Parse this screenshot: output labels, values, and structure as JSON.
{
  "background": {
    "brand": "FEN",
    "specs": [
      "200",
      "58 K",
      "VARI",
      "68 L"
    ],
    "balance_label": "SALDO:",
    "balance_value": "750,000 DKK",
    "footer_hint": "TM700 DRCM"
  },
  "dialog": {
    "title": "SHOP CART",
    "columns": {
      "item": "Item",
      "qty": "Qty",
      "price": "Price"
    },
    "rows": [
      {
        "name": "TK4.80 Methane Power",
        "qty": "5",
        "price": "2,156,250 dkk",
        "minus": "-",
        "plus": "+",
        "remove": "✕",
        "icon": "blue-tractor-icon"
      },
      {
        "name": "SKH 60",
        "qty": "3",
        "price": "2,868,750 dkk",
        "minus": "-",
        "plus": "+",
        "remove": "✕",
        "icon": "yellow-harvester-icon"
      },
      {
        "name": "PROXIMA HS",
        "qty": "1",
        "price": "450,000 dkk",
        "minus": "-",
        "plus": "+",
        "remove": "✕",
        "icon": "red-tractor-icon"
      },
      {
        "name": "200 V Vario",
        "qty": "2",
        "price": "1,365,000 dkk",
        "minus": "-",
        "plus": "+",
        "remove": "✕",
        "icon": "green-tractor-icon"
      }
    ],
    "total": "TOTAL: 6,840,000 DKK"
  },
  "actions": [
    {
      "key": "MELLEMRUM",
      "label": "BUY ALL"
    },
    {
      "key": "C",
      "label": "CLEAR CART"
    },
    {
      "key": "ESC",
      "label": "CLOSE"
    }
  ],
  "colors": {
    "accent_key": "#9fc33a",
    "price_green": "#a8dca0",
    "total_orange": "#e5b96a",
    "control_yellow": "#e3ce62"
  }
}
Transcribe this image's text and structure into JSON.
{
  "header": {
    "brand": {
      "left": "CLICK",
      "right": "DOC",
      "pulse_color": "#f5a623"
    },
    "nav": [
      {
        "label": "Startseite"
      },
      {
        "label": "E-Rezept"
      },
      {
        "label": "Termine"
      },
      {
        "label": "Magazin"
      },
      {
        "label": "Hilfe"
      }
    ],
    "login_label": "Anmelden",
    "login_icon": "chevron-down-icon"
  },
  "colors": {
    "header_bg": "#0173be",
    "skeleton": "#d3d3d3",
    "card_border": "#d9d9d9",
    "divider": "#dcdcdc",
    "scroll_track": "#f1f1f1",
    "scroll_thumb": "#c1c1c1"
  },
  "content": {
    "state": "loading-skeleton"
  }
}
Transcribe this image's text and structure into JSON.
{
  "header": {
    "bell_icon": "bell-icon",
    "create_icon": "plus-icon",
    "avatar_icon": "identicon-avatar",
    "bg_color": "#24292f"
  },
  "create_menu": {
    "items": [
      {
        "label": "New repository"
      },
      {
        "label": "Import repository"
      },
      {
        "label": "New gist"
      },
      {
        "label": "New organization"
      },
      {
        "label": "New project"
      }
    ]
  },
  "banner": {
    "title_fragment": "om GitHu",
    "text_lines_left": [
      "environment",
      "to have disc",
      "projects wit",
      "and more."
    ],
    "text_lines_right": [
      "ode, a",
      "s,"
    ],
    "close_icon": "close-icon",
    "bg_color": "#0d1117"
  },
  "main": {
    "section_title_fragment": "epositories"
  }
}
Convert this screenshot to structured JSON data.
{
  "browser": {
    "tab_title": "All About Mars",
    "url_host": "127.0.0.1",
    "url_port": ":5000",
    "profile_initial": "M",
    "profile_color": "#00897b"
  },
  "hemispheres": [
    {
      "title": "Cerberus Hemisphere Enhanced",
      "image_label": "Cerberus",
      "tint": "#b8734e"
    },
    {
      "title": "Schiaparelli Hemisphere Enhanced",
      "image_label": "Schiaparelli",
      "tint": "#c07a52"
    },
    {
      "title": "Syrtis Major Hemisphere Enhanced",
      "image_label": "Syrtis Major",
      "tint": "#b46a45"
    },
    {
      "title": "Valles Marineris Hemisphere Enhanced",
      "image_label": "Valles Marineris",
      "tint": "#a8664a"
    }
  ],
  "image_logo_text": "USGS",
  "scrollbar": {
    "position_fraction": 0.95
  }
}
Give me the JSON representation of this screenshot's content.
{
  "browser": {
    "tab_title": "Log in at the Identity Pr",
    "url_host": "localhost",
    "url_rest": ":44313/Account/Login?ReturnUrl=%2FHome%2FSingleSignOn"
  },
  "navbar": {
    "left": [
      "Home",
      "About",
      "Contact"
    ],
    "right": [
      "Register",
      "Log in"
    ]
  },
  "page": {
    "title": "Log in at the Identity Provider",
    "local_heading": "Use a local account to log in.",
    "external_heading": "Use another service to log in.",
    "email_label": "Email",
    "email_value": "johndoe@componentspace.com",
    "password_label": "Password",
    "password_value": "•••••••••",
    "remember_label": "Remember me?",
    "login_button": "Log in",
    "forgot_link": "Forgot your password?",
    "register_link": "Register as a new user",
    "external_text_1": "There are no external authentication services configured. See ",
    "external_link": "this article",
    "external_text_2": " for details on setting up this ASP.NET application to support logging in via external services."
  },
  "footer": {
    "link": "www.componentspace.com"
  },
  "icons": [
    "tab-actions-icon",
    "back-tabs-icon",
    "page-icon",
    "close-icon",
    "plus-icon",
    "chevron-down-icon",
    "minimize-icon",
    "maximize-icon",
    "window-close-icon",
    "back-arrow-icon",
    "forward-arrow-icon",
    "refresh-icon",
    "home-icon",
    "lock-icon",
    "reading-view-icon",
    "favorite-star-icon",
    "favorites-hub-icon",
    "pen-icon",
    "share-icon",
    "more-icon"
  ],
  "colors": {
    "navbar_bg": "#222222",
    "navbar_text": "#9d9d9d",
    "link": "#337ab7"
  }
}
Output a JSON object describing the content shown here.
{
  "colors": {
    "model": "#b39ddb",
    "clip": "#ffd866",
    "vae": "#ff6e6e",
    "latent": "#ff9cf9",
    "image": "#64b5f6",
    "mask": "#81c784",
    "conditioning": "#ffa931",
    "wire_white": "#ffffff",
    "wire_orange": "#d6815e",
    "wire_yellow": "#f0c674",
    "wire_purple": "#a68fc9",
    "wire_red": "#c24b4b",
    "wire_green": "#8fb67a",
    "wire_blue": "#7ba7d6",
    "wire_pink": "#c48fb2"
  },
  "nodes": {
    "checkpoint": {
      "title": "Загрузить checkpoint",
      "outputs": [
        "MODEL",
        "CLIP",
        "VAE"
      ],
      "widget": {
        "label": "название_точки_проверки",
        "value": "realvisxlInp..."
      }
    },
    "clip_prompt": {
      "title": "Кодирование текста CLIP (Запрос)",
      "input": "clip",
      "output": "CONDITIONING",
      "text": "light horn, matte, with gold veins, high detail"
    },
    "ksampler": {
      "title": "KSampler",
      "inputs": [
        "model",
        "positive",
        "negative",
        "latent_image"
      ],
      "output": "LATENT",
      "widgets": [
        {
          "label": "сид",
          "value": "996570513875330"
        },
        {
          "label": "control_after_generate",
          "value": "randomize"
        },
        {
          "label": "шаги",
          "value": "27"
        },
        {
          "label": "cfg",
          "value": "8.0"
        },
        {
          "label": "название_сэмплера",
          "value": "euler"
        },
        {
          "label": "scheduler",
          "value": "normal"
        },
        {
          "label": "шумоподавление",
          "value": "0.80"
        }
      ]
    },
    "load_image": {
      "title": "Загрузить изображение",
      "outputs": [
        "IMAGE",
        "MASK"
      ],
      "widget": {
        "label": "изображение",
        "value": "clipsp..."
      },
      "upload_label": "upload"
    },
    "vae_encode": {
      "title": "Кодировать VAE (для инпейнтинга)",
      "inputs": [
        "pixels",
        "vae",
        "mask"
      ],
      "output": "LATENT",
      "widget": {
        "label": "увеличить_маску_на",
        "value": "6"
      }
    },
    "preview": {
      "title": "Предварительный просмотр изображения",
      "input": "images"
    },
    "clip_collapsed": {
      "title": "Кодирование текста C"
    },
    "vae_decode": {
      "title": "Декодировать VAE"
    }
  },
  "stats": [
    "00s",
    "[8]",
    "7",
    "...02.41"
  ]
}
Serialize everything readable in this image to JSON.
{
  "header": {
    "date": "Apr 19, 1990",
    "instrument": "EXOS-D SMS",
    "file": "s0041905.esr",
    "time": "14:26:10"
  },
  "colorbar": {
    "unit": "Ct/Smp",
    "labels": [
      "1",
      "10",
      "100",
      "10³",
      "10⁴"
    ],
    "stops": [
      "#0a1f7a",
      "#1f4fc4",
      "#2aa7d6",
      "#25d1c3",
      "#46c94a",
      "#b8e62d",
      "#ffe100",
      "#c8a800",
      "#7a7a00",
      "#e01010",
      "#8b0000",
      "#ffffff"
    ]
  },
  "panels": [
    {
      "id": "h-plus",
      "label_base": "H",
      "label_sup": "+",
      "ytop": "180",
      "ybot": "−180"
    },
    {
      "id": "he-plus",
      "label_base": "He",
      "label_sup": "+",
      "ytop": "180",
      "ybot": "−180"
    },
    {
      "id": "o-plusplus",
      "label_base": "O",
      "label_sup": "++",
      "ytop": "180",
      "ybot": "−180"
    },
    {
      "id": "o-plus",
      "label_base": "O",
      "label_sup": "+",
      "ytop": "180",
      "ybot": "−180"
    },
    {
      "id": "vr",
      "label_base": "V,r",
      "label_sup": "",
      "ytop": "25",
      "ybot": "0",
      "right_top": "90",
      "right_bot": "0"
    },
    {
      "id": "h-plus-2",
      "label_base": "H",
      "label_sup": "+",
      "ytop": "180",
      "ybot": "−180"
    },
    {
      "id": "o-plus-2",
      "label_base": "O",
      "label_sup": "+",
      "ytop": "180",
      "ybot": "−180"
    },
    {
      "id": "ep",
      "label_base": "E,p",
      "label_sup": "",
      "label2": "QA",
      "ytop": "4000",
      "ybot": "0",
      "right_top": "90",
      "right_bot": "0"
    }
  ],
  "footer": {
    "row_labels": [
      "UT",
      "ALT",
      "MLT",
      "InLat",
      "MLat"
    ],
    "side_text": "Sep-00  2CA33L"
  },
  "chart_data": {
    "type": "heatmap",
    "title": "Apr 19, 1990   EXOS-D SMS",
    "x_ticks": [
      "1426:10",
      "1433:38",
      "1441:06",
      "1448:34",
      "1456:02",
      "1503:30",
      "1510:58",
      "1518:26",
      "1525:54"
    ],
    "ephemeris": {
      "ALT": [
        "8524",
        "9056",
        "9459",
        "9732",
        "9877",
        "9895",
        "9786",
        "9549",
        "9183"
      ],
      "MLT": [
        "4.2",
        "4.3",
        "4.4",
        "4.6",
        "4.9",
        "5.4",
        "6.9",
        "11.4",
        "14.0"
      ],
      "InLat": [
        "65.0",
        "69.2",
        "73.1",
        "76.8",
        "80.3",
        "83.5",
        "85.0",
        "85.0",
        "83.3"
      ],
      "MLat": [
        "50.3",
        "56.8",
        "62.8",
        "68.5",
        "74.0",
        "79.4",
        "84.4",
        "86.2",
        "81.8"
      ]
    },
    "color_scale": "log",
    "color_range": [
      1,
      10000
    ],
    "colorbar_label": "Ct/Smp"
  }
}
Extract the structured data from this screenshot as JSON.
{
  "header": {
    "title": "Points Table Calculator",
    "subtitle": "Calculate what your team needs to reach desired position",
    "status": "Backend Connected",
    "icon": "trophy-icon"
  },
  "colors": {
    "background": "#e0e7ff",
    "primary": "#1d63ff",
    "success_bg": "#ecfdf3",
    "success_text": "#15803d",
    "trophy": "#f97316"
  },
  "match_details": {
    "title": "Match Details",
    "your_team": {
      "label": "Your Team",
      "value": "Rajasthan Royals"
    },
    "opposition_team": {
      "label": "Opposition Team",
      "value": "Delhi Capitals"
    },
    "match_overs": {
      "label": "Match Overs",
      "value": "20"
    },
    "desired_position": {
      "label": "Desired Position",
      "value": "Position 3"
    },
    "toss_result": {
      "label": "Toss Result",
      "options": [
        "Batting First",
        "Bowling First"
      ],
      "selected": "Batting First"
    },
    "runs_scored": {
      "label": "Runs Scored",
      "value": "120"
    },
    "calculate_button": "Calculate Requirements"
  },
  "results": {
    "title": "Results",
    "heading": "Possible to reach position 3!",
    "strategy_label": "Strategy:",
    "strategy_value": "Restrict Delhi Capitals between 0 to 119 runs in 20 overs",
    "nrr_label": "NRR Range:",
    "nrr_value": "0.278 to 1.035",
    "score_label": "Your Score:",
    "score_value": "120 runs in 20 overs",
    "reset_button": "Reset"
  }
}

========================================

▶ **Aim of the exercise**: Where a line contains the string "Capitals", extract that line.

▶ **Answer**:
      "value": "Delhi Capitals"
    "strategy_value": "Restrict Delhi Capitals between 0 to 119 runs in 20 overs",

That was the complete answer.